Your objective
Check each line for the string "личности", then give only how many lines have it.

········

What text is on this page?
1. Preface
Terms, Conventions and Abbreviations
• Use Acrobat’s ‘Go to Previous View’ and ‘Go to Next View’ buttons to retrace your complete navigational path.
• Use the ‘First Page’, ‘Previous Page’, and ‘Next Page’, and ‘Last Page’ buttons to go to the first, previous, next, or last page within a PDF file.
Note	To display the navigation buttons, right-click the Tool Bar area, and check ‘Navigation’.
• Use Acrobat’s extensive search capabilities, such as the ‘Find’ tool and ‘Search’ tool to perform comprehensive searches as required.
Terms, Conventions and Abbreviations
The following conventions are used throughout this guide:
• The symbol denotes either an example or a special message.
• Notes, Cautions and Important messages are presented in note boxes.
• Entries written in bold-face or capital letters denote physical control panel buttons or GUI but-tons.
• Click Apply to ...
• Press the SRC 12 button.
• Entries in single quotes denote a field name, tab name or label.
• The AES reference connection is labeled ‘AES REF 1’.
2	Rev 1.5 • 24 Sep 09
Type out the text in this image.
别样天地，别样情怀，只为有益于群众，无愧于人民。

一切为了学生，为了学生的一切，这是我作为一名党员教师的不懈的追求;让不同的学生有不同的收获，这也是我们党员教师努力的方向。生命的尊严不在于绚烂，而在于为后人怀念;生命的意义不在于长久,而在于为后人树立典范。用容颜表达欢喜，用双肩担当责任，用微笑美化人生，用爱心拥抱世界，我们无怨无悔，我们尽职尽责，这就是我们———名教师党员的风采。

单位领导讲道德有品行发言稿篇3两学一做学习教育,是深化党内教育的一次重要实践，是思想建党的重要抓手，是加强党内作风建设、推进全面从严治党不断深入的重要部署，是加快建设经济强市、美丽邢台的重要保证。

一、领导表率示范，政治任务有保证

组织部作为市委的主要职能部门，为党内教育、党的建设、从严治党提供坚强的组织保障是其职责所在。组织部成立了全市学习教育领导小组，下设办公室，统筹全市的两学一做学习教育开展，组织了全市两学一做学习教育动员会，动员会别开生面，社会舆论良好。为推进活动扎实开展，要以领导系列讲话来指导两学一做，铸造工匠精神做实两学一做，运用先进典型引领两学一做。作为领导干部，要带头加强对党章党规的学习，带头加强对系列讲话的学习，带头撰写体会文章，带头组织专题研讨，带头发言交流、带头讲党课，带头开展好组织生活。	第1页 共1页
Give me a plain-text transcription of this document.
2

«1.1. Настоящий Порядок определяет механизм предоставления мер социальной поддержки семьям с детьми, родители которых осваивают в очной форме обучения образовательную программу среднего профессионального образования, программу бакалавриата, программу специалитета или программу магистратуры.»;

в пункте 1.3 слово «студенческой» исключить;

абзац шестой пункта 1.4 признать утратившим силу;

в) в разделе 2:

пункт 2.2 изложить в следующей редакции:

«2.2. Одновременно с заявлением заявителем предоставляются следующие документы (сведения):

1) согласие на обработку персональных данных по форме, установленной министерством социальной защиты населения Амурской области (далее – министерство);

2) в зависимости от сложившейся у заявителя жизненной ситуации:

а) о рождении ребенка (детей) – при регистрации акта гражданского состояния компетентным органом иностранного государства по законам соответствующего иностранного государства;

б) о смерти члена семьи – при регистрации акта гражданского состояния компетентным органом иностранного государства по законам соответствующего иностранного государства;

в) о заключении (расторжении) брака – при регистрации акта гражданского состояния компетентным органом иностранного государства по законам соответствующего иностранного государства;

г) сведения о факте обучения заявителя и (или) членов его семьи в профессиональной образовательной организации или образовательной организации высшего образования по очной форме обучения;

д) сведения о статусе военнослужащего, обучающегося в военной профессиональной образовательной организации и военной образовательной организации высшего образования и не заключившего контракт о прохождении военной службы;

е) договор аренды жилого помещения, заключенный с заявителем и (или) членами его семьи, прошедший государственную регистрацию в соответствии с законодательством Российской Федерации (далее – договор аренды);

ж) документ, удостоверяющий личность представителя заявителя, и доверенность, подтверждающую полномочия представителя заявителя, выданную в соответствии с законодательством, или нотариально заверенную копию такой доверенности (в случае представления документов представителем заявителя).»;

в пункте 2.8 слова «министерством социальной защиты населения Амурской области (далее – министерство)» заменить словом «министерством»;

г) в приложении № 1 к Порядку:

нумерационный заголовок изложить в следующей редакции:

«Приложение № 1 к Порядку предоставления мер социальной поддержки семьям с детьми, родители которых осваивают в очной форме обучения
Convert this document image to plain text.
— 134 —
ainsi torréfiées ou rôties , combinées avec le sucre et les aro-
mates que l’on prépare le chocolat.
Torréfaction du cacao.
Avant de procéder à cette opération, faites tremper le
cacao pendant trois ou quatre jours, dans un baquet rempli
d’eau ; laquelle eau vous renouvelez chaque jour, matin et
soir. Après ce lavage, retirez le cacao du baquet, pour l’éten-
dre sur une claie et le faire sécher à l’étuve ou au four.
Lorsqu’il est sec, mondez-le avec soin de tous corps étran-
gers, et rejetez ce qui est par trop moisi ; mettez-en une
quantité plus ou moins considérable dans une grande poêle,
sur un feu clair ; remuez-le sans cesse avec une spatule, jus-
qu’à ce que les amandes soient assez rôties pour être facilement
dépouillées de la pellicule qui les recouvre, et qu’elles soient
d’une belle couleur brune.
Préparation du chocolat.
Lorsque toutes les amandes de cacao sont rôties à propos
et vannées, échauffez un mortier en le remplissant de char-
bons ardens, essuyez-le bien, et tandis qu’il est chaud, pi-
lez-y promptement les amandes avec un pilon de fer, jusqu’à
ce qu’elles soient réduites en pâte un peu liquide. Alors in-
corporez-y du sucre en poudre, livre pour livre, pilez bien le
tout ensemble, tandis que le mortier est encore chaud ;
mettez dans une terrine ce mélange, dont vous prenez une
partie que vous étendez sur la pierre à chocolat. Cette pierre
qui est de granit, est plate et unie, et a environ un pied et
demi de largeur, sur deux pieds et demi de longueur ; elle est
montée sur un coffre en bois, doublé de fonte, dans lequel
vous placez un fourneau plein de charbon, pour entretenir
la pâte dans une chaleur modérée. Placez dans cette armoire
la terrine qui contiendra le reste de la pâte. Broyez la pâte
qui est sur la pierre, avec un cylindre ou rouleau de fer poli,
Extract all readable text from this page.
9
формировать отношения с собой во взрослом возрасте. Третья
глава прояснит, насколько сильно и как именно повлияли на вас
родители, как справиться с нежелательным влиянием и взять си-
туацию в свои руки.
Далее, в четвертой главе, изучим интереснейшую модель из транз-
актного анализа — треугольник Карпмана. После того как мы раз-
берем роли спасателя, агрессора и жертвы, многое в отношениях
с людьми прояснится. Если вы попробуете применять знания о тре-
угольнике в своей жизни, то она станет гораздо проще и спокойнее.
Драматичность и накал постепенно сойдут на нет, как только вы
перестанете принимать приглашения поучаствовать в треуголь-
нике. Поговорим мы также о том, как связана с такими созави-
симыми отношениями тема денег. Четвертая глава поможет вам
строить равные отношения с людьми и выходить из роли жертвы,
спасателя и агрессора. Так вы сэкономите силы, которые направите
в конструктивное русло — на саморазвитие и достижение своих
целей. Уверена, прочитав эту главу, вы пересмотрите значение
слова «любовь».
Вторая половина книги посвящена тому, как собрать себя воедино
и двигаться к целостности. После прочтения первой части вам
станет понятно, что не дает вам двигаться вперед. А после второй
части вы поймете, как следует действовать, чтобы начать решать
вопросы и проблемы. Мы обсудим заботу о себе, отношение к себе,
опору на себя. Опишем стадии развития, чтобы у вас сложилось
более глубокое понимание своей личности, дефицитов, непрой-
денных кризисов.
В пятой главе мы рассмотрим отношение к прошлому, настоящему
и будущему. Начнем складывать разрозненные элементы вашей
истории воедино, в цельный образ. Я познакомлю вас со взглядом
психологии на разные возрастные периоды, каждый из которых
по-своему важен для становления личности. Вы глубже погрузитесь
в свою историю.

········

Solution for this exercise
2